▸ **What the task asks**
Each line below is to be written out in full, exactly as shown.

▸ **Extracted entries**
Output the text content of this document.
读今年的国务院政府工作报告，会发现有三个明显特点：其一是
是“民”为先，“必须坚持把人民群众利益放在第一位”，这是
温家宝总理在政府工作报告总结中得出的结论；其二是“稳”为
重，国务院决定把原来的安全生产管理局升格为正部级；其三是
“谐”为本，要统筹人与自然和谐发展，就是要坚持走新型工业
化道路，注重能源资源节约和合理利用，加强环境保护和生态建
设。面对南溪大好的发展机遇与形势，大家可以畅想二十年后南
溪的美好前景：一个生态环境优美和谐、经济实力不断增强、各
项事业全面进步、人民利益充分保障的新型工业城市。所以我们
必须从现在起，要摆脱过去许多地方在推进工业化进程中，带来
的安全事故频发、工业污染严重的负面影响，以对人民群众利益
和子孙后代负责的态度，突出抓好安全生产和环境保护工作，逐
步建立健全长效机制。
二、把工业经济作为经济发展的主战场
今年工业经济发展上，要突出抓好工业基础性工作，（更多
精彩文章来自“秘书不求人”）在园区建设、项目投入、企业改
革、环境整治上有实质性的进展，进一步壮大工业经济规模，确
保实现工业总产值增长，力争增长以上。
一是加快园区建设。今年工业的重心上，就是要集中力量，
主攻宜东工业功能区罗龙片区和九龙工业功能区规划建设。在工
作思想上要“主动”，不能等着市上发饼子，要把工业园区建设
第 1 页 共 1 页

▸ **The solution**
Output the text content of this document.
读今年的国务院政府工作报告，会发现有三个明显特点：其一是
是“民”为先，“必须坚持把人民群众利益放在第一位”，这是
温家宝总理在政府工作报告总结中得出的结论；其二是“稳”为
重，国务院决定把原来的安全生产管理局升格为正部级；其三是
“谐”为本，要统筹人与自然和谐发展，就是要坚持走新型工业
化道路，注重能源资源节约和合理利用，加强环境保护和生态建
设。面对南溪大好的发展机遇与形势，大家可以畅想二十年后南
溪的美好前景：一个生态环境优美和谐、经济实力不断增强、各
项事业全面进步、人民利益充分保障的新型工业城市。所以我们
必须从现在起，要摆脱过去许多地方在推进工业化进程中，带来
的安全事故频发、工业污染严重的负面影响，以对人民群众利益
和子孙后代负责的态度，突出抓好安全生产和环境保护工作，逐
步建立健全长效机制。
二、把工业经济作为经济发展的主战场
今年工业经济发展上，要突出抓好工业基础性工作，（更多
精彩文章来自“秘书不求人”）在园区建设、项目投入、企业改
革、环境整治上有实质性的进展，进一步壮大工业经济规模，确
保实现工业总产值增长，力争增长以上。
一是加快园区建设。今年工业的重心上，就是要集中力量，
主攻宜东工业功能区罗龙片区和九龙工业功能区规划建设。在工
作思想上要“主动”，不能等着市上发饼子，要把工业园区建设
第 1 页 共 1 页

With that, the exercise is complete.